**AIM:** Gather the lines that hold the string "现代农业大有作为".

____

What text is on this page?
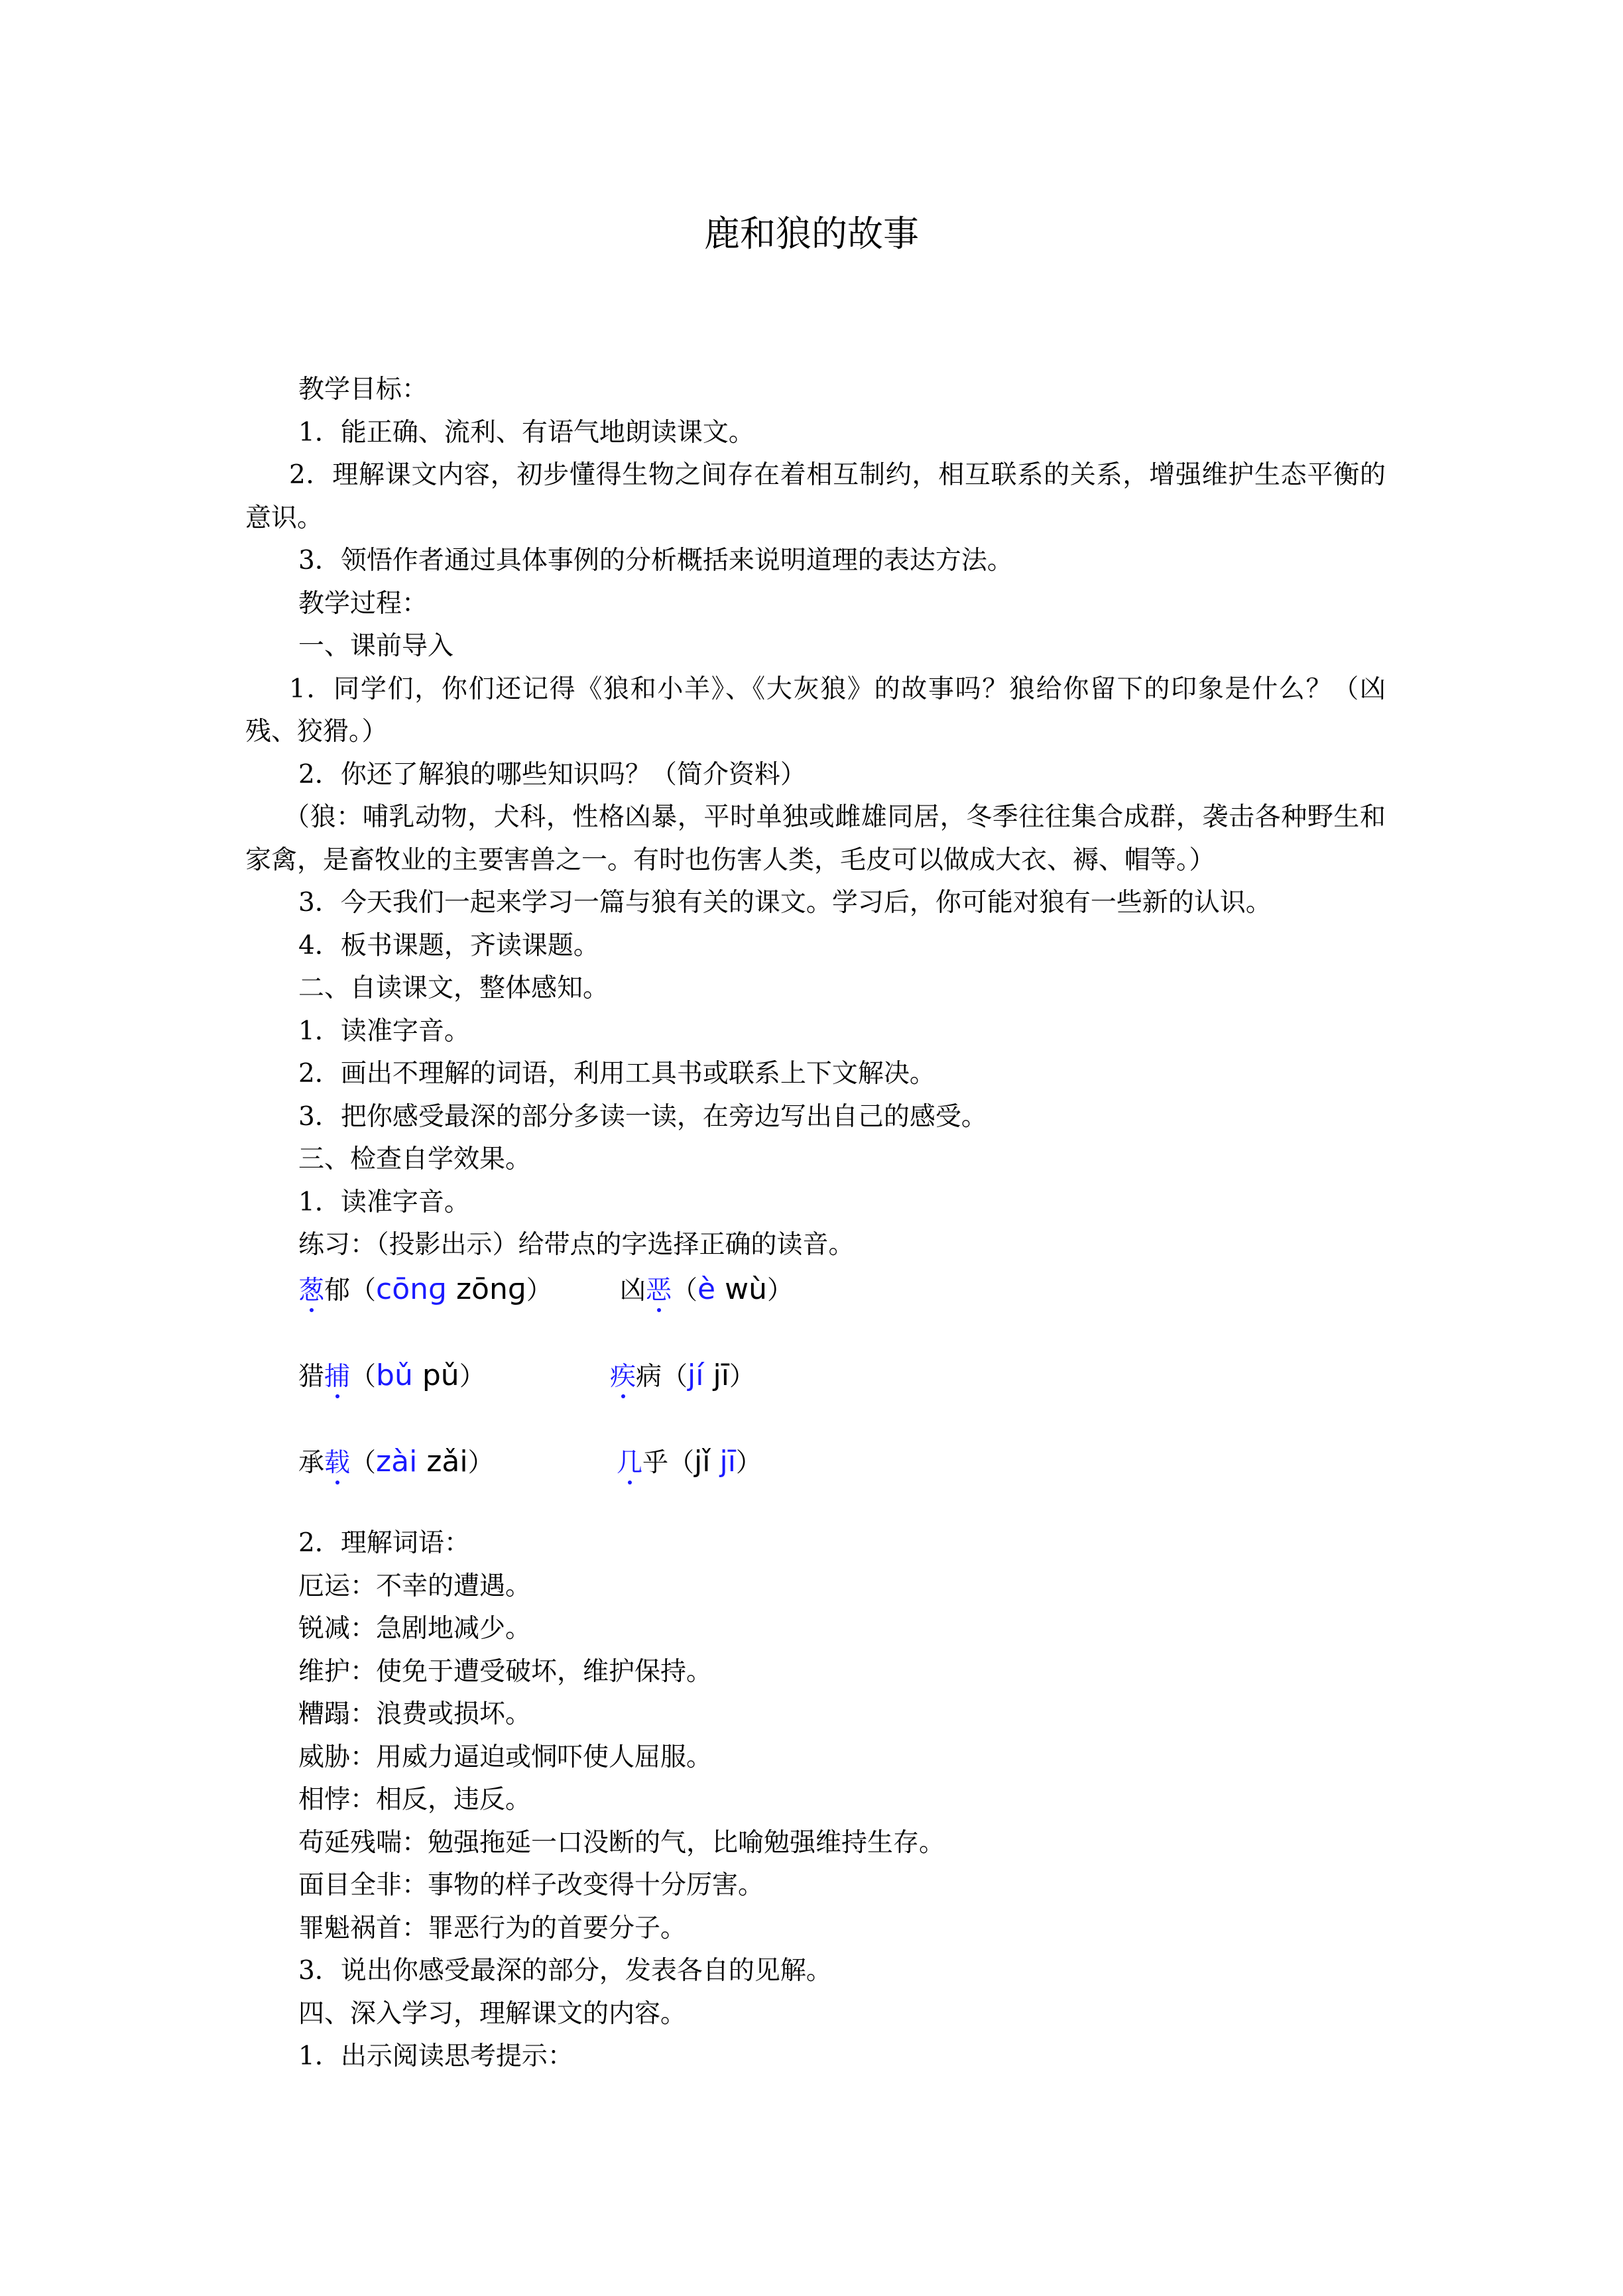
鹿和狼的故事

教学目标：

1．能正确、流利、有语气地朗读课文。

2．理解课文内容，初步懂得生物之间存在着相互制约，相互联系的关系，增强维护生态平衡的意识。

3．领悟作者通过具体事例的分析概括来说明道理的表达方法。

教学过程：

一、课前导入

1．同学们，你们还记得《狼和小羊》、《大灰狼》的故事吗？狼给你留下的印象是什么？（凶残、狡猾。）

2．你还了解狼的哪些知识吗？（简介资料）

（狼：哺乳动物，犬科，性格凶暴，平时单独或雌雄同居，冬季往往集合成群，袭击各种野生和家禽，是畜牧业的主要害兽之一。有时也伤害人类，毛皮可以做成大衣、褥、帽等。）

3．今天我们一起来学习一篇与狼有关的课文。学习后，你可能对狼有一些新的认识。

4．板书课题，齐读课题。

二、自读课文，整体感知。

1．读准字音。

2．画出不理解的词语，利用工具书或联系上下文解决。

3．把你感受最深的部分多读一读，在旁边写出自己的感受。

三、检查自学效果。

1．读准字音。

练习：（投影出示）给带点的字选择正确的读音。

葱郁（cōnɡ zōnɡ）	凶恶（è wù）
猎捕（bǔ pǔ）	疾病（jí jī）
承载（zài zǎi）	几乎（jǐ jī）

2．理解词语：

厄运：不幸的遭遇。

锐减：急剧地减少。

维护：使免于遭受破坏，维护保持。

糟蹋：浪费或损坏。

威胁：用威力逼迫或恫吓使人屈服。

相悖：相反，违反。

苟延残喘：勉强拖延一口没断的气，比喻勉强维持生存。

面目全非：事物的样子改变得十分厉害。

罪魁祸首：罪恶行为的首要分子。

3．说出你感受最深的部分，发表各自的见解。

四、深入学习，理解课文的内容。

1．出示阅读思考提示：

____

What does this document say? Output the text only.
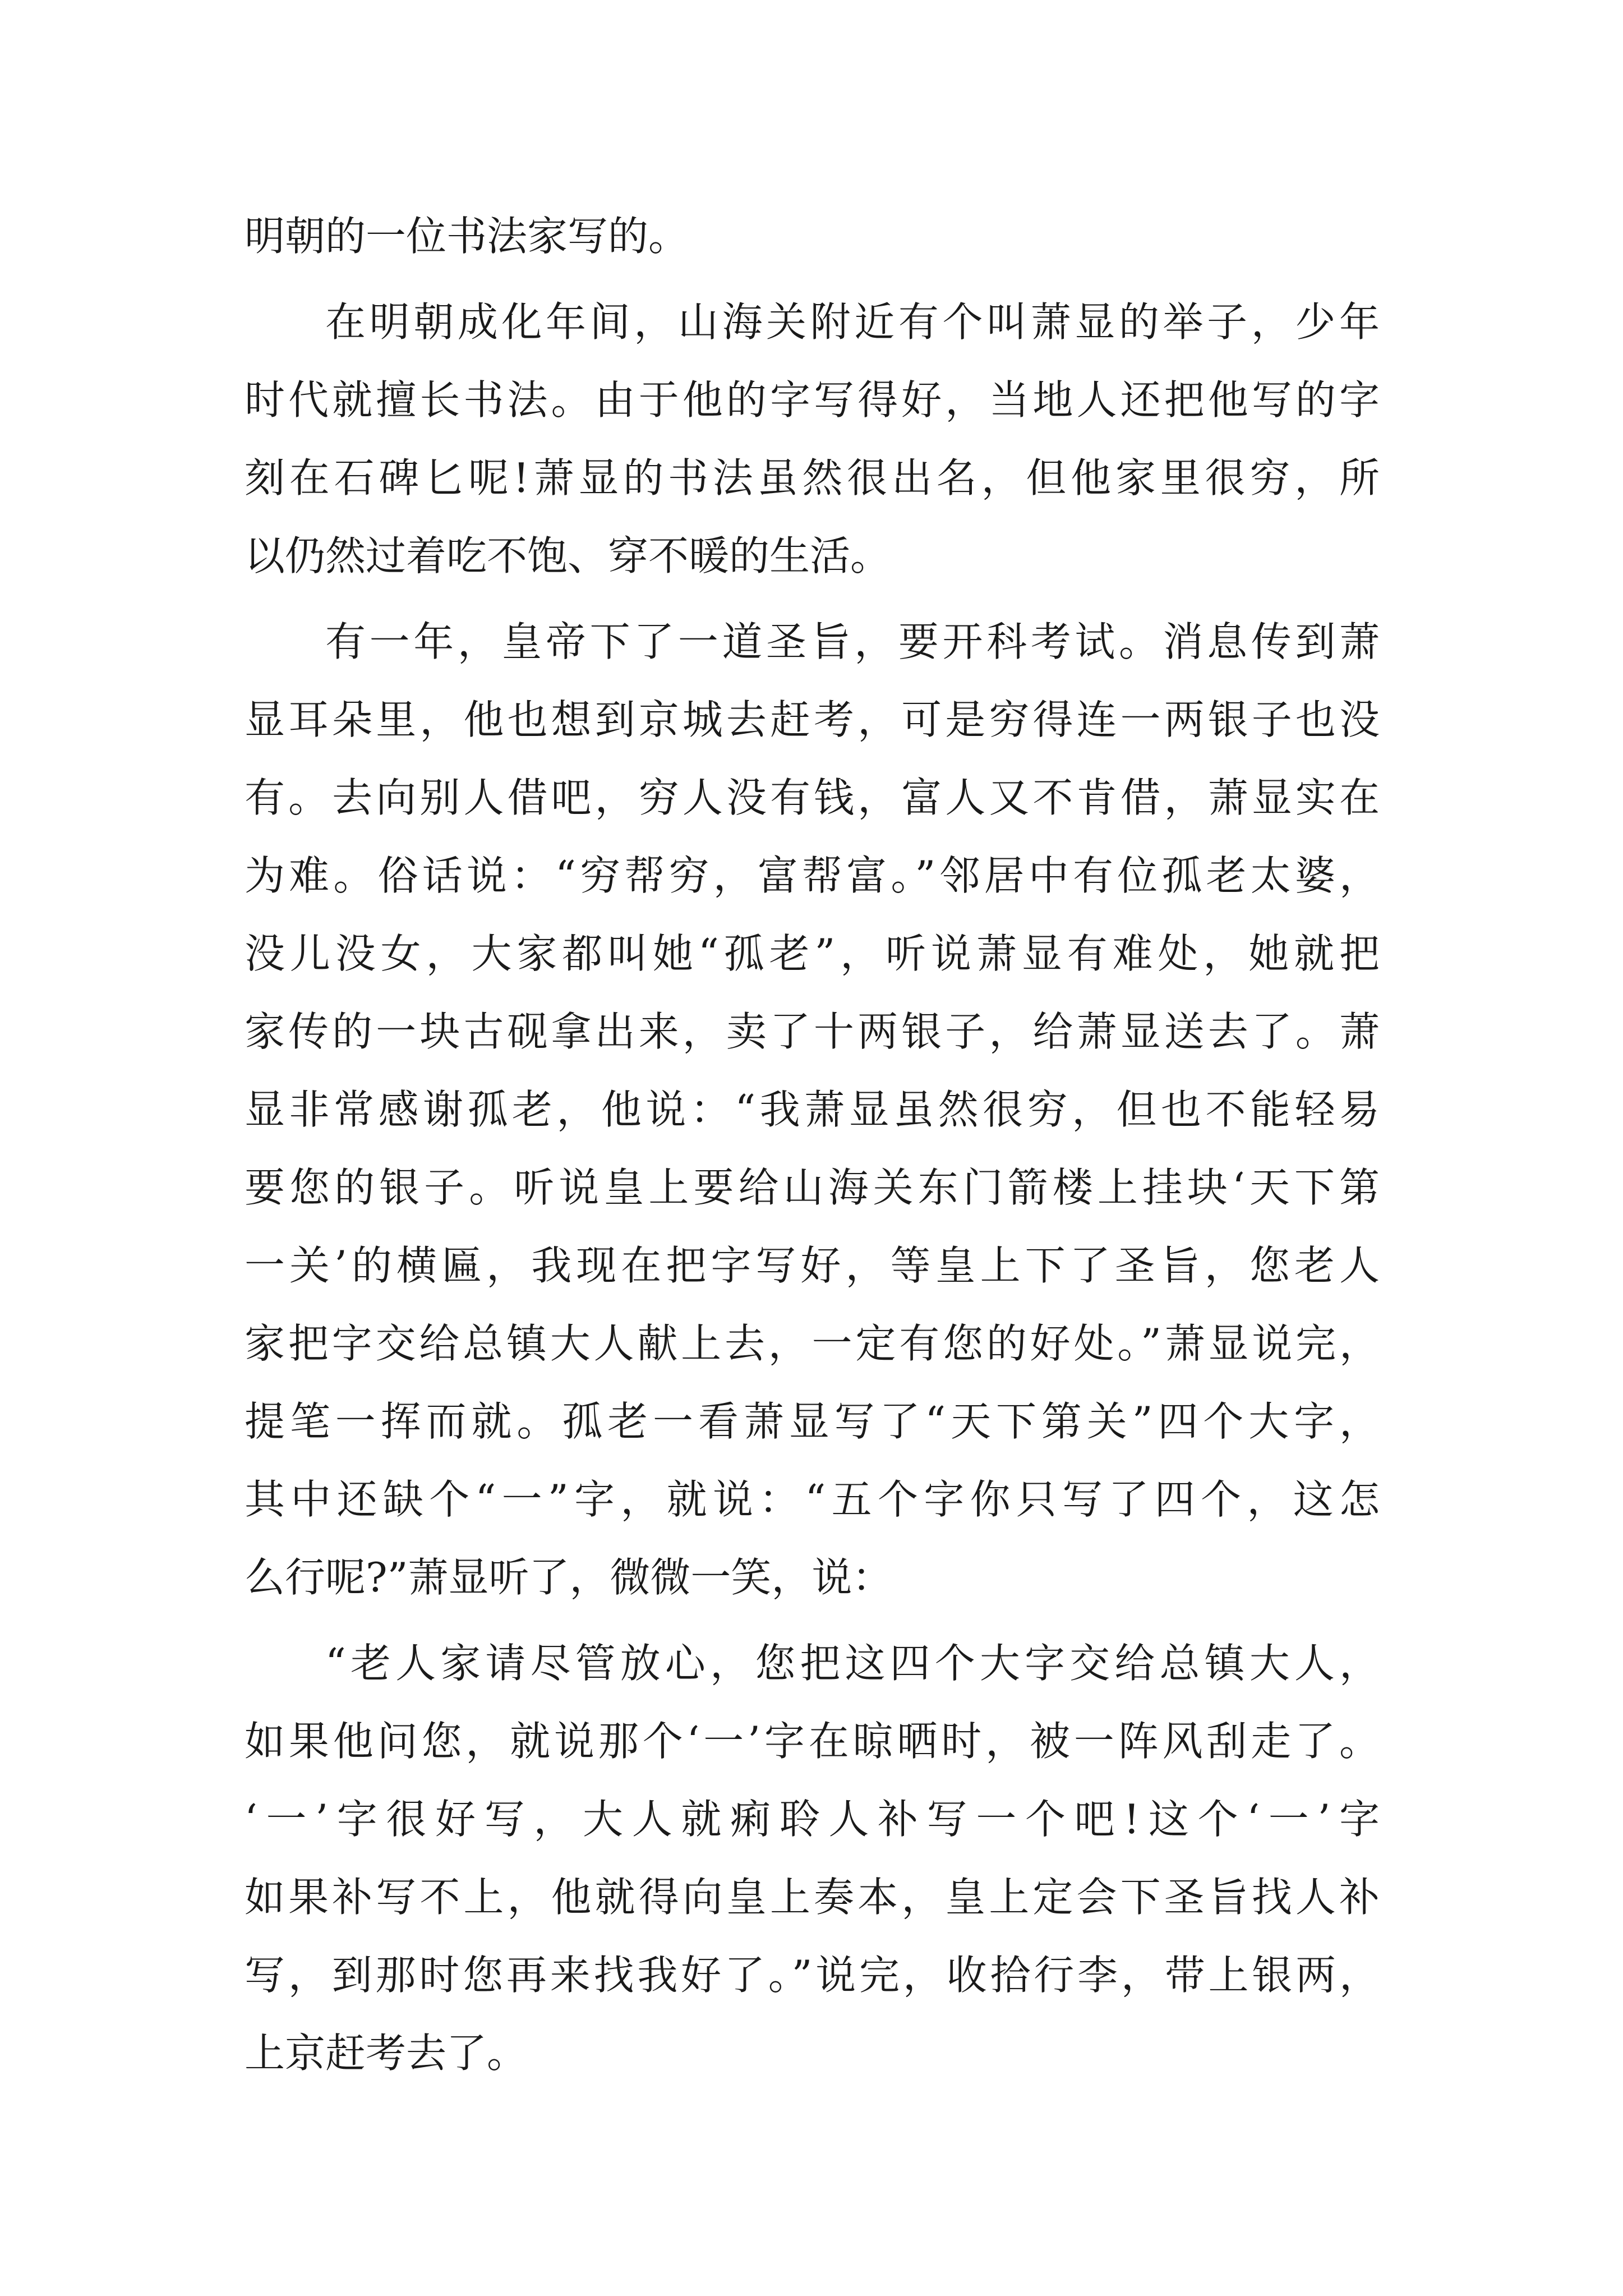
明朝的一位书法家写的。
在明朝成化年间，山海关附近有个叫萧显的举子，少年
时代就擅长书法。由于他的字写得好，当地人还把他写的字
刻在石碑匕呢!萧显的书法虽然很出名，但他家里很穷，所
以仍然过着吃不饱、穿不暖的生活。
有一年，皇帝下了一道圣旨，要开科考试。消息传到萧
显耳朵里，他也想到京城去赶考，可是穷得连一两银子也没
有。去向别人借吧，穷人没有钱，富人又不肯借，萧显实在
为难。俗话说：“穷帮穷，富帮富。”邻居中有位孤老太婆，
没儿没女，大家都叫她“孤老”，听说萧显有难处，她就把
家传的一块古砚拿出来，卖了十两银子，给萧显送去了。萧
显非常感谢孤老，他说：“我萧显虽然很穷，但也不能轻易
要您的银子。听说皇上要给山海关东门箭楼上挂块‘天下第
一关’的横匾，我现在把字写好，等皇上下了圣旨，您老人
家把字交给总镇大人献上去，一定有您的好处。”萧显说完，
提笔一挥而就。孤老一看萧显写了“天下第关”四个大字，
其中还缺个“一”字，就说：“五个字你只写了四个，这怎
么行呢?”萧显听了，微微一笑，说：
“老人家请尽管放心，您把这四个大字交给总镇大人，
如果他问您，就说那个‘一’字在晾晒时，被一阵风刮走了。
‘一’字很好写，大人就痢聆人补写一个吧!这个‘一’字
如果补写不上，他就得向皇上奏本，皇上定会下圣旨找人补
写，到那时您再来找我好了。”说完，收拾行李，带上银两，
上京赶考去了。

____

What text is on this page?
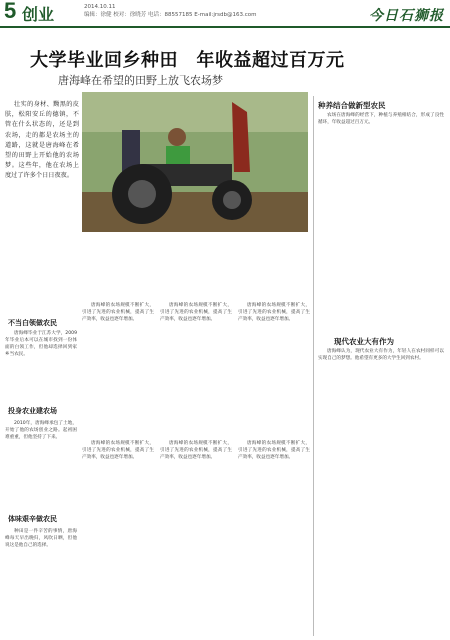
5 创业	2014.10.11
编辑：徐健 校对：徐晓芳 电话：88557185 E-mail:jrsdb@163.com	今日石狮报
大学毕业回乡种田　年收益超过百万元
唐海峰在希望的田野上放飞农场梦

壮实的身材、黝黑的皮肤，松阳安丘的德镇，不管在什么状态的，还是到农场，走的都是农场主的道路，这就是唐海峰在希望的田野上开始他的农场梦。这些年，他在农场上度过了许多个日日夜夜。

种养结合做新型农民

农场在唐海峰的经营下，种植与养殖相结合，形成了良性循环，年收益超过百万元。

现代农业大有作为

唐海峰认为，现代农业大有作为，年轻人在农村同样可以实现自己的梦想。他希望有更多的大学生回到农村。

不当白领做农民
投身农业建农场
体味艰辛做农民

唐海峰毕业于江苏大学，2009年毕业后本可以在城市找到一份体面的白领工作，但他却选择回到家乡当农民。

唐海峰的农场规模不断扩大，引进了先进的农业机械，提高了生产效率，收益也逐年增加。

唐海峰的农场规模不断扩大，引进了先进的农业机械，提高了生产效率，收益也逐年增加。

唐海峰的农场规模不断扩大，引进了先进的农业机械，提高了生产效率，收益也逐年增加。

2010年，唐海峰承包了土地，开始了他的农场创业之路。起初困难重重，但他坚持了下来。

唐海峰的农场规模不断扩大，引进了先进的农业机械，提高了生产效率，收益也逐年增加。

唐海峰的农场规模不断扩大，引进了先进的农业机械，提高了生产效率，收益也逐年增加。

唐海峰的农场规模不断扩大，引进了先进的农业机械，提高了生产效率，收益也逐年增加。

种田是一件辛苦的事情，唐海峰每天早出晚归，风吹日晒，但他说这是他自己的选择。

____

**OUTPUT OF THE EXERCISE:**
现代农业大有作为
唐海峰认为，现代农业大有作为，年轻人在农村同样可以实现自己的梦想。他希望有更多的大学生回到农村。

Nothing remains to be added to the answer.